**Your instructions:**
Extract all of the data and reproduce it precisely.

**Listed entries:**
====

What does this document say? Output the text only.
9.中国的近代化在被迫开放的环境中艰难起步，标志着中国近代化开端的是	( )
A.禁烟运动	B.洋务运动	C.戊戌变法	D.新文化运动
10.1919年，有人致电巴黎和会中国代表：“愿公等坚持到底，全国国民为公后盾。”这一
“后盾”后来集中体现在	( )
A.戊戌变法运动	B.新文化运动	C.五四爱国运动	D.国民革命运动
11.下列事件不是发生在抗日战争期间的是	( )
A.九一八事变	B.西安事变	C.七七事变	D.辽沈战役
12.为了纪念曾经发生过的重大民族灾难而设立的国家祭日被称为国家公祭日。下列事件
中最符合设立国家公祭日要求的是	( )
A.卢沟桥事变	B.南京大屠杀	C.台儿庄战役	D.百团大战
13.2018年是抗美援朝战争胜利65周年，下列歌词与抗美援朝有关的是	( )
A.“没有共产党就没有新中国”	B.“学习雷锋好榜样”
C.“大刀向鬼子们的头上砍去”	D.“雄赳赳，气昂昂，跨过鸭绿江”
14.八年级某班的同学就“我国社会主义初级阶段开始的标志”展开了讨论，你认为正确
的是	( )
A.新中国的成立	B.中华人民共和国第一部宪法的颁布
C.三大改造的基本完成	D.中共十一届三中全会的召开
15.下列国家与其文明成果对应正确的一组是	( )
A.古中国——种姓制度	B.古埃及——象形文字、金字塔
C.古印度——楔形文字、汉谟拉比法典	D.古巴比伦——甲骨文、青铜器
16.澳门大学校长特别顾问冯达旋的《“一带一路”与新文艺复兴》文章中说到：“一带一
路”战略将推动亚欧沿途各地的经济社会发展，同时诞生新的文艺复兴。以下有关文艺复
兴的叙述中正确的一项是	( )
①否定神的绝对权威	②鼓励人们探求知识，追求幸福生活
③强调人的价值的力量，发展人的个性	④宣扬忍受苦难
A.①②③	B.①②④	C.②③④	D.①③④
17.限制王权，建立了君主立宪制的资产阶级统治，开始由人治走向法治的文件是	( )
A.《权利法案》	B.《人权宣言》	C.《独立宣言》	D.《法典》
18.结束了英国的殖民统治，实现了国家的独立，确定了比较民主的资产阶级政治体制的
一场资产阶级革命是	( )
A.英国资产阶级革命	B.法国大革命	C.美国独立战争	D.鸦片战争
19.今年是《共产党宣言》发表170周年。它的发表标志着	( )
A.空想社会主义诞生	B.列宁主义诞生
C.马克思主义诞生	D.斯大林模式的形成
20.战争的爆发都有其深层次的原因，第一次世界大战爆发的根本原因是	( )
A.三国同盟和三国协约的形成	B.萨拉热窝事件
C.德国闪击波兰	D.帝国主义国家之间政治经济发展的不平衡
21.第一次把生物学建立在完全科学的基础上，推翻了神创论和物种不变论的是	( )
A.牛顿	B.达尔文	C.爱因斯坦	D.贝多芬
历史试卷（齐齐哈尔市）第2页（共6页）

====

**Complete response:**
What does this document say? Output the text only.
9.中国的近代化在被迫开放的环境中艰难起步，标志着中国近代化开端的是	( )
A.禁烟运动	B.洋务运动	C.戊戌变法	D.新文化运动
10.1919年，有人致电巴黎和会中国代表：“愿公等坚持到底，全国国民为公后盾。”这一
“后盾”后来集中体现在	( )
A.戊戌变法运动	B.新文化运动	C.五四爱国运动	D.国民革命运动
11.下列事件不是发生在抗日战争期间的是	( )
A.九一八事变	B.西安事变	C.七七事变	D.辽沈战役
12.为了纪念曾经发生过的重大民族灾难而设立的国家祭日被称为国家公祭日。下列事件
中最符合设立国家公祭日要求的是	( )
A.卢沟桥事变	B.南京大屠杀	C.台儿庄战役	D.百团大战
13.2018年是抗美援朝战争胜利65周年，下列歌词与抗美援朝有关的是	( )
A.“没有共产党就没有新中国”	B.“学习雷锋好榜样”
C.“大刀向鬼子们的头上砍去”	D.“雄赳赳，气昂昂，跨过鸭绿江”
14.八年级某班的同学就“我国社会主义初级阶段开始的标志”展开了讨论，你认为正确
的是	( )
A.新中国的成立	B.中华人民共和国第一部宪法的颁布
C.三大改造的基本完成	D.中共十一届三中全会的召开
15.下列国家与其文明成果对应正确的一组是	( )
A.古中国——种姓制度	B.古埃及——象形文字、金字塔
C.古印度——楔形文字、汉谟拉比法典	D.古巴比伦——甲骨文、青铜器
16.澳门大学校长特别顾问冯达旋的《“一带一路”与新文艺复兴》文章中说到：“一带一
路”战略将推动亚欧沿途各地的经济社会发展，同时诞生新的文艺复兴。以下有关文艺复
兴的叙述中正确的一项是	( )
①否定神的绝对权威	②鼓励人们探求知识，追求幸福生活
③强调人的价值的力量，发展人的个性	④宣扬忍受苦难
A.①②③	B.①②④	C.②③④	D.①③④
17.限制王权，建立了君主立宪制的资产阶级统治，开始由人治走向法治的文件是	( )
A.《权利法案》	B.《人权宣言》	C.《独立宣言》	D.《法典》
18.结束了英国的殖民统治，实现了国家的独立，确定了比较民主的资产阶级政治体制的
一场资产阶级革命是	( )
A.英国资产阶级革命	B.法国大革命	C.美国独立战争	D.鸦片战争
19.今年是《共产党宣言》发表170周年。它的发表标志着	( )
A.空想社会主义诞生	B.列宁主义诞生
C.马克思主义诞生	D.斯大林模式的形成
20.战争的爆发都有其深层次的原因，第一次世界大战爆发的根本原因是	( )
A.三国同盟和三国协约的形成	B.萨拉热窝事件
C.德国闪击波兰	D.帝国主义国家之间政治经济发展的不平衡
21.第一次把生物学建立在完全科学的基础上，推翻了神创论和物种不变论的是	( )
A.牛顿	B.达尔文	C.爱因斯坦	D.贝多芬
历史试卷（齐齐哈尔市）第2页（共6页）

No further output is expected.